(Figure record listings)
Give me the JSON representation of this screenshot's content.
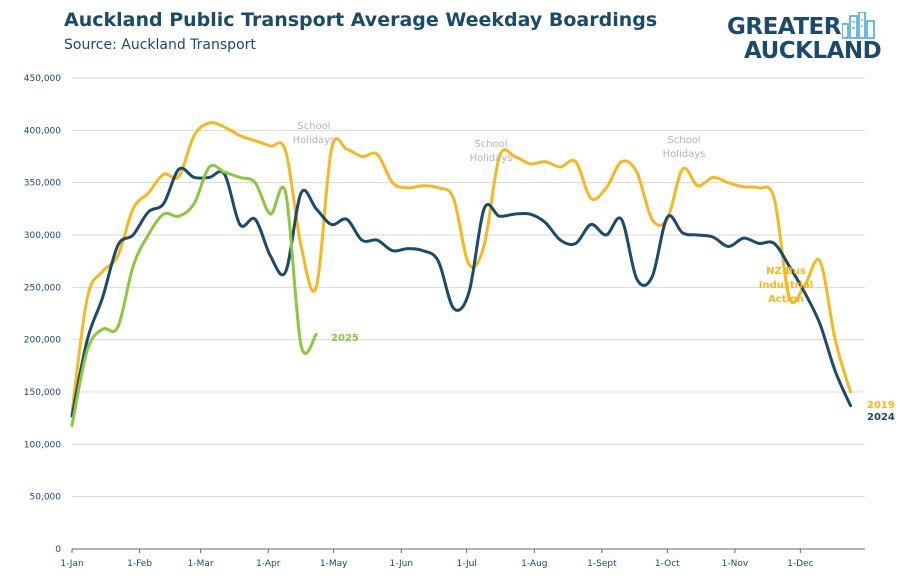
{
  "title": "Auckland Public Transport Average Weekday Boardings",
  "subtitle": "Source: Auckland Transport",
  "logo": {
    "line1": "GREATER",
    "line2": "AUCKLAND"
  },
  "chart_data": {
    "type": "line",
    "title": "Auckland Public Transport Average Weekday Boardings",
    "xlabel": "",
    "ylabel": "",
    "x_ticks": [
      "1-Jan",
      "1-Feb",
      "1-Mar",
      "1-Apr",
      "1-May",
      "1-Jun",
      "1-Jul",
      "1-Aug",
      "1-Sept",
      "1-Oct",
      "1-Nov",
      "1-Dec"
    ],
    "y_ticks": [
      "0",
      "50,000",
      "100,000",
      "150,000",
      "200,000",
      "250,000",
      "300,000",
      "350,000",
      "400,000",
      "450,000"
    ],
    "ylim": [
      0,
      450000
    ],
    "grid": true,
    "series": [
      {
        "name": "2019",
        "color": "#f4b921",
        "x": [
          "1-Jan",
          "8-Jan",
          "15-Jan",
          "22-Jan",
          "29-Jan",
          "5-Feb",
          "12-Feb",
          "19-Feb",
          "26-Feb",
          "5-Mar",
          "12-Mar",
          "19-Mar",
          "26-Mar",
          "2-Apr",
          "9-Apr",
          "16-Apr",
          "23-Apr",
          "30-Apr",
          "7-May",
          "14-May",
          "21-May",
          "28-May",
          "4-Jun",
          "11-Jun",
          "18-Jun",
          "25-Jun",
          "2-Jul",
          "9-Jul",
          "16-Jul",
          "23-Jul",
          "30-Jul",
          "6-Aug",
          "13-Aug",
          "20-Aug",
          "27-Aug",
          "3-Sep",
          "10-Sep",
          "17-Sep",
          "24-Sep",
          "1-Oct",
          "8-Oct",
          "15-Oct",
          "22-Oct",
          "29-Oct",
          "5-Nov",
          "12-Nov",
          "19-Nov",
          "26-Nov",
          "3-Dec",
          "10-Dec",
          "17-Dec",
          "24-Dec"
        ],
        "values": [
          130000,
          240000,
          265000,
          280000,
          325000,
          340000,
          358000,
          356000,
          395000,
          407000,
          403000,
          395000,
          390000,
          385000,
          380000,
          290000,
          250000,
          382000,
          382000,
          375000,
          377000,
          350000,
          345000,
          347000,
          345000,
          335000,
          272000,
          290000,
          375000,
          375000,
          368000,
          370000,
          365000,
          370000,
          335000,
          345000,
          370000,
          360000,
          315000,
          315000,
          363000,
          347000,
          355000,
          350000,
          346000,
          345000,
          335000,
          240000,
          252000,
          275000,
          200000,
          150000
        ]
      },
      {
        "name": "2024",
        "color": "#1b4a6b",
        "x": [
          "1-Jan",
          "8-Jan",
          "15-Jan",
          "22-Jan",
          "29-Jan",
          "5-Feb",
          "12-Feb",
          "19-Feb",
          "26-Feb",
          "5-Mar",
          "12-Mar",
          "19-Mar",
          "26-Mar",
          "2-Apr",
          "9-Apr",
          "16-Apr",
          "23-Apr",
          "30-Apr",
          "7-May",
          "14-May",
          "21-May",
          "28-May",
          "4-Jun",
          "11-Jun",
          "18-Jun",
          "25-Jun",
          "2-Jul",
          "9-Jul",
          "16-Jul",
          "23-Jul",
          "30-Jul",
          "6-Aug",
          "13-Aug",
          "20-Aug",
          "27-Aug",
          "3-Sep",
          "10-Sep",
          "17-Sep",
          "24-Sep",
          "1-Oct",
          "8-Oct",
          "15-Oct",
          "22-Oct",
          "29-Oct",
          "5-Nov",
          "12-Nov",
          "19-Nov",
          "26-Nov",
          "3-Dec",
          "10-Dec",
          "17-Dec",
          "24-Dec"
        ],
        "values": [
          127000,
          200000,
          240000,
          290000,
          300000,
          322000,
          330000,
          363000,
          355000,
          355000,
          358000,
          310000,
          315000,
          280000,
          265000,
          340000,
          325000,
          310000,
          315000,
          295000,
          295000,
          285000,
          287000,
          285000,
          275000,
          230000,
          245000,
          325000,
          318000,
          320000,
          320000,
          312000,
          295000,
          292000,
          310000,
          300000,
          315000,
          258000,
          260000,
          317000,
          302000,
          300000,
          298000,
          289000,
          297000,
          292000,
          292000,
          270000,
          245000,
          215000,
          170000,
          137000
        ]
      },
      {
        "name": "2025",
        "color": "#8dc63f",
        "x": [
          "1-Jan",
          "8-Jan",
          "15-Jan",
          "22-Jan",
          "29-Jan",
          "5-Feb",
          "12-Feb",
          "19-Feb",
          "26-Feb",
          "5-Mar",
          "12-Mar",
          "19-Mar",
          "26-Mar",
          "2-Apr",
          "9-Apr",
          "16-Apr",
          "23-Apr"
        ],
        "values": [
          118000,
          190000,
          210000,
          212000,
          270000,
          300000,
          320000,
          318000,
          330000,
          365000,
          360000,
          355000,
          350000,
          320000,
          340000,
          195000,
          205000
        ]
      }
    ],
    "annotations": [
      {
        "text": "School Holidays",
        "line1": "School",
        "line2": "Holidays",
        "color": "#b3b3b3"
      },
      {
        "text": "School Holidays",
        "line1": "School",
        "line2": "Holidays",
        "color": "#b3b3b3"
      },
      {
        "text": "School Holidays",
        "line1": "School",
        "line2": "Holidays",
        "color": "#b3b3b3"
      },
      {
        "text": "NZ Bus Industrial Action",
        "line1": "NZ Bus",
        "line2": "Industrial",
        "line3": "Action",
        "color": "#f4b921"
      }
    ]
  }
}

## STATED GOAL
Without the pictures, reproduce every line of the records above exactly.

## TASK OUTPUT
Give me the JSON representation of this screenshot's content.
{
  "title": "Auckland Public Transport Average Weekday Boardings",
  "subtitle": "Source: Auckland Transport",
  "logo": {
    "line1": "GREATER",
    "line2": "AUCKLAND"
  },
  "chart_data": {
    "type": "line",
    "title": "Auckland Public Transport Average Weekday Boardings",
    "xlabel": "",
    "ylabel": "",
    "x_ticks": [
      "1-Jan",
      "1-Feb",
      "1-Mar",
      "1-Apr",
      "1-May",
      "1-Jun",
      "1-Jul",
      "1-Aug",
      "1-Sept",
      "1-Oct",
      "1-Nov",
      "1-Dec"
    ],
    "y_ticks": [
      "0",
      "50,000",
      "100,000",
      "150,000",
      "200,000",
      "250,000",
      "300,000",
      "350,000",
      "400,000",
      "450,000"
    ],
    "ylim": [
      0,
      450000
    ],
    "grid": true,
    "series": [
      {
        "name": "2019",
        "color": "#f4b921",
        "x": [
          "1-Jan",
          "8-Jan",
          "15-Jan",
          "22-Jan",
          "29-Jan",
          "5-Feb",
          "12-Feb",
          "19-Feb",
          "26-Feb",
          "5-Mar",
          "12-Mar",
          "19-Mar",
          "26-Mar",
          "2-Apr",
          "9-Apr",
          "16-Apr",
          "23-Apr",
          "30-Apr",
          "7-May",
          "14-May",
          "21-May",
          "28-May",
          "4-Jun",
          "11-Jun",
          "18-Jun",
          "25-Jun",
          "2-Jul",
          "9-Jul",
          "16-Jul",
          "23-Jul",
          "30-Jul",
          "6-Aug",
          "13-Aug",
          "20-Aug",
          "27-Aug",
          "3-Sep",
          "10-Sep",
          "17-Sep",
          "24-Sep",
          "1-Oct",
          "8-Oct",
          "15-Oct",
          "22-Oct",
          "29-Oct",
          "5-Nov",
          "12-Nov",
          "19-Nov",
          "26-Nov",
          "3-Dec",
          "10-Dec",
          "17-Dec",
          "24-Dec"
        ],
        "values": [
          130000,
          240000,
          265000,
          280000,
          325000,
          340000,
          358000,
          356000,
          395000,
          407000,
          403000,
          395000,
          390000,
          385000,
          380000,
          290000,
          250000,
          382000,
          382000,
          375000,
          377000,
          350000,
          345000,
          347000,
          345000,
          335000,
          272000,
          290000,
          375000,
          375000,
          368000,
          370000,
          365000,
          370000,
          335000,
          345000,
          370000,
          360000,
          315000,
          315000,
          363000,
          347000,
          355000,
          350000,
          346000,
          345000,
          335000,
          240000,
          252000,
          275000,
          200000,
          150000
        ]
      },
      {
        "name": "2024",
        "color": "#1b4a6b",
        "x": [
          "1-Jan",
          "8-Jan",
          "15-Jan",
          "22-Jan",
          "29-Jan",
          "5-Feb",
          "12-Feb",
          "19-Feb",
          "26-Feb",
          "5-Mar",
          "12-Mar",
          "19-Mar",
          "26-Mar",
          "2-Apr",
          "9-Apr",
          "16-Apr",
          "23-Apr",
          "30-Apr",
          "7-May",
          "14-May",
          "21-May",
          "28-May",
          "4-Jun",
          "11-Jun",
          "18-Jun",
          "25-Jun",
          "2-Jul",
          "9-Jul",
          "16-Jul",
          "23-Jul",
          "30-Jul",
          "6-Aug",
          "13-Aug",
          "20-Aug",
          "27-Aug",
          "3-Sep",
          "10-Sep",
          "17-Sep",
          "24-Sep",
          "1-Oct",
          "8-Oct",
          "15-Oct",
          "22-Oct",
          "29-Oct",
          "5-Nov",
          "12-Nov",
          "19-Nov",
          "26-Nov",
          "3-Dec",
          "10-Dec",
          "17-Dec",
          "24-Dec"
        ],
        "values": [
          127000,
          200000,
          240000,
          290000,
          300000,
          322000,
          330000,
          363000,
          355000,
          355000,
          358000,
          310000,
          315000,
          280000,
          265000,
          340000,
          325000,
          310000,
          315000,
          295000,
          295000,
          285000,
          287000,
          285000,
          275000,
          230000,
          245000,
          325000,
          318000,
          320000,
          320000,
          312000,
          295000,
          292000,
          310000,
          300000,
          315000,
          258000,
          260000,
          317000,
          302000,
          300000,
          298000,
          289000,
          297000,
          292000,
          292000,
          270000,
          245000,
          215000,
          170000,
          137000
        ]
      },
      {
        "name": "2025",
        "color": "#8dc63f",
        "x": [
          "1-Jan",
          "8-Jan",
          "15-Jan",
          "22-Jan",
          "29-Jan",
          "5-Feb",
          "12-Feb",
          "19-Feb",
          "26-Feb",
          "5-Mar",
          "12-Mar",
          "19-Mar",
          "26-Mar",
          "2-Apr",
          "9-Apr",
          "16-Apr",
          "23-Apr"
        ],
        "values": [
          118000,
          190000,
          210000,
          212000,
          270000,
          300000,
          320000,
          318000,
          330000,
          365000,
          360000,
          355000,
          350000,
          320000,
          340000,
          195000,
          205000
        ]
      }
    ],
    "annotations": [
      {
        "text": "School Holidays",
        "line1": "School",
        "line2": "Holidays",
        "color": "#b3b3b3"
      },
      {
        "text": "School Holidays",
        "line1": "School",
        "line2": "Holidays",
        "color": "#b3b3b3"
      },
      {
        "text": "School Holidays",
        "line1": "School",
        "line2": "Holidays",
        "color": "#b3b3b3"
      },
      {
        "text": "NZ Bus Industrial Action",
        "line1": "NZ Bus",
        "line2": "Industrial",
        "line3": "Action",
        "color": "#f4b921"
      }
    ]
  }
}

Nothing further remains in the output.